→ **PROBLEM STATEMENT**: Find the line containing "OCR this image.". Reproduce it and every line after it up to the end of the records, exactly as written.

(Data records)
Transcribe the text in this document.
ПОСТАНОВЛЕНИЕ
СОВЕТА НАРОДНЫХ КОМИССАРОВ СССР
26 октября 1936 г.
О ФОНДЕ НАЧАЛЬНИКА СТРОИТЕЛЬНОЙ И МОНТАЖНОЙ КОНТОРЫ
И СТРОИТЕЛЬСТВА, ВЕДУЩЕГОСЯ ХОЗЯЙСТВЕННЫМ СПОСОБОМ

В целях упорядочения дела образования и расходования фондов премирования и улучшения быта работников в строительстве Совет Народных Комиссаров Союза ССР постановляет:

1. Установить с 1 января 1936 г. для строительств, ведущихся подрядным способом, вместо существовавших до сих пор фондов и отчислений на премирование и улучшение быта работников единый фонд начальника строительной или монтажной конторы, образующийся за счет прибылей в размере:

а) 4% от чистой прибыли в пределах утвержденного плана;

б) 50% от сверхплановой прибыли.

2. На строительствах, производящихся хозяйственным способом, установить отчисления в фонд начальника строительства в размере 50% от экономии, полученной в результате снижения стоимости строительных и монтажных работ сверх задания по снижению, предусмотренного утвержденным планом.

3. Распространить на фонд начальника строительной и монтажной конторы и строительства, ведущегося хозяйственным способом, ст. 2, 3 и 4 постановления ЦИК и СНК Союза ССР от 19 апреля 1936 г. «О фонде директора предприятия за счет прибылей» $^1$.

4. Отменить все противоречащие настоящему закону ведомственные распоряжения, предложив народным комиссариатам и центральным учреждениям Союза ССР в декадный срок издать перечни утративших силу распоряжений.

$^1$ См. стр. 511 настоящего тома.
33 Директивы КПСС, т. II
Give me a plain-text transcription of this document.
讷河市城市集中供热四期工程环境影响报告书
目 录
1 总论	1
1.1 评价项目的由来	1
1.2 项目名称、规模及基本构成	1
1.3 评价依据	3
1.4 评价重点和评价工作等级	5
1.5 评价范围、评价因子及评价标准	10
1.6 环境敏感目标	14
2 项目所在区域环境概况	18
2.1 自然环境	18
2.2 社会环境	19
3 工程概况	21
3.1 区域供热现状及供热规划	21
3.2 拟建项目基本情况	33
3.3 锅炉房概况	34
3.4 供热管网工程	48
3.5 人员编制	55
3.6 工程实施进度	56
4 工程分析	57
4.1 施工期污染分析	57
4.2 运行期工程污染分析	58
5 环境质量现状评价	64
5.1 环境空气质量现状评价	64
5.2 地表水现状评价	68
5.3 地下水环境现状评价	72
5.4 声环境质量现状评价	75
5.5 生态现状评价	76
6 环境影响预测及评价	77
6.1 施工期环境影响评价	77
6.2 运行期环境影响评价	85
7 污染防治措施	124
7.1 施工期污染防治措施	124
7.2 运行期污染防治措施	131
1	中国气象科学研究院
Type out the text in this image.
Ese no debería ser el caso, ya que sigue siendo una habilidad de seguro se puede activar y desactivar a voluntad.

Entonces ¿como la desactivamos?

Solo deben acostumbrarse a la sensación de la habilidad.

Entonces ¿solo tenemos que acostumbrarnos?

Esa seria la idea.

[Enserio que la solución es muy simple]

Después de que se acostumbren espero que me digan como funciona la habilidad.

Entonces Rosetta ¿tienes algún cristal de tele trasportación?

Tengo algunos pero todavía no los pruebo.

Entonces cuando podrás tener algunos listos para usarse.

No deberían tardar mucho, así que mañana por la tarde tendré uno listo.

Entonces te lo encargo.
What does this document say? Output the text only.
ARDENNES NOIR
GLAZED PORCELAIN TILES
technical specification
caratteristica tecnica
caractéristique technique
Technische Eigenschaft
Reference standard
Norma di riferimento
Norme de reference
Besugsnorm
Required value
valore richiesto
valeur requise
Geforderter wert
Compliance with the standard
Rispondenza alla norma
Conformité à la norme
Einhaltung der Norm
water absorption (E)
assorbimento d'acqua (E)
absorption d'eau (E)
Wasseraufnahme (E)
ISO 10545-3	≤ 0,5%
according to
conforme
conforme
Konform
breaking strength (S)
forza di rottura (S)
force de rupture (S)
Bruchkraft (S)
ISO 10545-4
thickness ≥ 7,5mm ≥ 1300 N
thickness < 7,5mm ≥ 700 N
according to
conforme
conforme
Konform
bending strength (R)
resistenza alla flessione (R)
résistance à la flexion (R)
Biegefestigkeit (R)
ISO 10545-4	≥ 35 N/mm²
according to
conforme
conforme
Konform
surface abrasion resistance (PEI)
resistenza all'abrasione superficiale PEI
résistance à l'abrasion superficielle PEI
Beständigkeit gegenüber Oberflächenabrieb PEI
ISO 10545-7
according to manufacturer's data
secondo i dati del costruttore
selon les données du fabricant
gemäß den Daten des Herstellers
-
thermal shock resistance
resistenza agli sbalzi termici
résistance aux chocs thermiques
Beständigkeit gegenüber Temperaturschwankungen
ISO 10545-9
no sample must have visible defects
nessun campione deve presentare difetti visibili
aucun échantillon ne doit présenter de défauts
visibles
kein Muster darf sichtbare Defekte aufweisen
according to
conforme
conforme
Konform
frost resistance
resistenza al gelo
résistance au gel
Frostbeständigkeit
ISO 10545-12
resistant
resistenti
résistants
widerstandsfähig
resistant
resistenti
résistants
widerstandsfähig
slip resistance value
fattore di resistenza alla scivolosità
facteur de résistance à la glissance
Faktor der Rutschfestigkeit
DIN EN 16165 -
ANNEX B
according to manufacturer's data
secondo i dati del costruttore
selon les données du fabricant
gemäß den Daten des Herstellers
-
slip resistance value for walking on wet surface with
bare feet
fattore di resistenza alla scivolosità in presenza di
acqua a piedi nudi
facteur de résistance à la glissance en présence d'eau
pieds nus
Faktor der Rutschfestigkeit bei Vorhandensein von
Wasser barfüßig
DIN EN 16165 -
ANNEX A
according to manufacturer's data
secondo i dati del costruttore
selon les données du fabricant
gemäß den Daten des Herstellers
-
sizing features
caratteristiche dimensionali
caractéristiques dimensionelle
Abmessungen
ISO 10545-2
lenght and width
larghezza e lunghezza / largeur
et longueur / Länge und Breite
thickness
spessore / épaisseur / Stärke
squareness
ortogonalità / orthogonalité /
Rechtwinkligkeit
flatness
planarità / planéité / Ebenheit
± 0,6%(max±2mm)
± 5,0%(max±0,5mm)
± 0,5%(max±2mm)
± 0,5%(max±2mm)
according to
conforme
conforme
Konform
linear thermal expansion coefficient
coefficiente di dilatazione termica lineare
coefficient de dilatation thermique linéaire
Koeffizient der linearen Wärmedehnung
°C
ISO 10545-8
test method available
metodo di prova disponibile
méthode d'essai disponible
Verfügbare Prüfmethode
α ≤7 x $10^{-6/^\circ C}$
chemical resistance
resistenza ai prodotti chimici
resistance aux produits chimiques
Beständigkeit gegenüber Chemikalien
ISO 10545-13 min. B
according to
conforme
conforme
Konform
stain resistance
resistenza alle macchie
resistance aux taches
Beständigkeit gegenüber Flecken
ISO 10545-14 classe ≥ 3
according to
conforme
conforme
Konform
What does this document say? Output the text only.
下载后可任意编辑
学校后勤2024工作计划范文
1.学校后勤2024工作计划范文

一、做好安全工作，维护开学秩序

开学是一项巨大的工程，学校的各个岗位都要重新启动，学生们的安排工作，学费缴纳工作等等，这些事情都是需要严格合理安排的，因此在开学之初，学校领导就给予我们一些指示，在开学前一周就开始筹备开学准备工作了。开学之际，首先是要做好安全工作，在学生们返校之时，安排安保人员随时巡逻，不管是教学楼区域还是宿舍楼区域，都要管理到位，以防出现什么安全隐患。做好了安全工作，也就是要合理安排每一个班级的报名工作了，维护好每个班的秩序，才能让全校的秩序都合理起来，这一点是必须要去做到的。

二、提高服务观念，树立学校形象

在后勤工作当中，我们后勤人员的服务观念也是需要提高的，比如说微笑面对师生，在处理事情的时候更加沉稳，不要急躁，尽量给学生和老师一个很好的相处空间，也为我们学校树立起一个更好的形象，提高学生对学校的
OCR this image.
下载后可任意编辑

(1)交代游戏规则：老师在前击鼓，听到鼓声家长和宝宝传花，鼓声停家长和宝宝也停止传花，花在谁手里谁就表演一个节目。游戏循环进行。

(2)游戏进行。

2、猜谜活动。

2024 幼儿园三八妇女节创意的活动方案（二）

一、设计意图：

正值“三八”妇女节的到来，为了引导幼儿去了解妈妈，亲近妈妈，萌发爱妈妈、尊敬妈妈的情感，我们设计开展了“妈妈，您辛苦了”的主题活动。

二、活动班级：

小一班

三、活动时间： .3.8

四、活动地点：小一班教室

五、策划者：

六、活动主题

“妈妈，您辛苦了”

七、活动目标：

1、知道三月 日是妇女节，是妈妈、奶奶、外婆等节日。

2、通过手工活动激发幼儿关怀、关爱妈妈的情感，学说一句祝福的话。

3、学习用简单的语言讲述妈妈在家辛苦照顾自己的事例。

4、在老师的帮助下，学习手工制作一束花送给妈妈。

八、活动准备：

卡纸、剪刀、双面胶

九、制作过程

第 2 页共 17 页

→ **FINAL RESULT**:
OCR this image.
下载后可任意编辑

(1)交代游戏规则：老师在前击鼓，听到鼓声家长和宝宝传花，鼓声停家长和宝宝也停止传花，花在谁手里谁就表演一个节目。游戏循环进行。

(2)游戏进行。

2、猜谜活动。

2024 幼儿园三八妇女节创意的活动方案（二）

一、设计意图：

正值“三八”妇女节的到来，为了引导幼儿去了解妈妈，亲近妈妈，萌发爱妈妈、尊敬妈妈的情感，我们设计开展了“妈妈，您辛苦了”的主题活动。

二、活动班级：

小一班

三、活动时间： .3.8

四、活动地点：小一班教室

五、策划者：

六、活动主题

“妈妈，您辛苦了”

七、活动目标：

1、知道三月 日是妇女节，是妈妈、奶奶、外婆等节日。

2、通过手工活动激发幼儿关怀、关爱妈妈的情感，学说一句祝福的话。

3、学习用简单的语言讲述妈妈在家辛苦照顾自己的事例。

4、在老师的帮助下，学习手工制作一束花送给妈妈。

八、活动准备：

卡纸、剪刀、双面胶

九、制作过程

第 2 页共 17 页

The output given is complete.